TASK TO COMPLETE: Only lines holding the string "been" are wanted; copy each one from the material.

Start of PROVIDED RECORDS

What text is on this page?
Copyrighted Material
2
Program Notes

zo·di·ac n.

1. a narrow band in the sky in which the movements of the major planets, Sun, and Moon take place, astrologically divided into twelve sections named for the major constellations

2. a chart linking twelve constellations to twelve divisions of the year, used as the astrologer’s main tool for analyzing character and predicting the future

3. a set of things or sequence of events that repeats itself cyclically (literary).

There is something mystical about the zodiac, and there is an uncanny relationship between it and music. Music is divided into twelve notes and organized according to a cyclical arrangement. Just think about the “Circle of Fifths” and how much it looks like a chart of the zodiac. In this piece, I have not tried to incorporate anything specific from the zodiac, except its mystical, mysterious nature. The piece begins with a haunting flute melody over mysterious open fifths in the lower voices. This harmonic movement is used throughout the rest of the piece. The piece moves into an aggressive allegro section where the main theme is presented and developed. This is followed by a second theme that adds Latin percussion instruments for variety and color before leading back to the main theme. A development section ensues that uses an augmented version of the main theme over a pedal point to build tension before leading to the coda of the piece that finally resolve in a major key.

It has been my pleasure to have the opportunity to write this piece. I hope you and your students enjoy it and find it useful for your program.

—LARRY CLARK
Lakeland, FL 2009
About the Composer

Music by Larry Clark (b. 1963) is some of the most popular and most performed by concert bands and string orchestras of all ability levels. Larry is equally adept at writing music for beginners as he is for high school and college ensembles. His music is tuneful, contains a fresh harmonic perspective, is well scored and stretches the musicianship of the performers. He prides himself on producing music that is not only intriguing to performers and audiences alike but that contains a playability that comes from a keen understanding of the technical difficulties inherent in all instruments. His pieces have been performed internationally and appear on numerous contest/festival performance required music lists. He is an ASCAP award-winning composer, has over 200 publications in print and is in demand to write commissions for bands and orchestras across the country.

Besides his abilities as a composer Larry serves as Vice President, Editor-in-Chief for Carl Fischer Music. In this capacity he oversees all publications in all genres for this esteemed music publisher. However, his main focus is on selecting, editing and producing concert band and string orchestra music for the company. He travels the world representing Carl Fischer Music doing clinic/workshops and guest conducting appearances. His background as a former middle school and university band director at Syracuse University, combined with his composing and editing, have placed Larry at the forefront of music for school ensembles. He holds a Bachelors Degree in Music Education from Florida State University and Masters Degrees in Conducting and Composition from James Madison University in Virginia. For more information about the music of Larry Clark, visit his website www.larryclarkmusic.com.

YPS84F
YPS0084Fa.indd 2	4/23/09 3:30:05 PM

End of PROVIDED RECORDS

FULL RESPONSE:
It has been my pleasure to have the opportunity to write this piece. I hope you and your students enjoy it and find it useful for your program.
Music by Larry Clark (b. 1963) is some of the most popular and most performed by concert bands and string orchestras of all ability levels. Larry is equally adept at writing music for beginners as he is for high school and college ensembles. His music is tuneful, contains a fresh harmonic perspective, is well scored and stretches the musicianship of the performers. He prides himself on producing music that is not only intriguing to performers and audiences alike but that contains a playability that comes from a keen understanding of the technical difficulties inherent in all instruments. His pieces have been performed internationally and appear on numerous contest/festival performance required music lists. He is an ASCAP award-winning composer, has over 200 publications in print and is in demand to write commissions for bands and orchestras across the country.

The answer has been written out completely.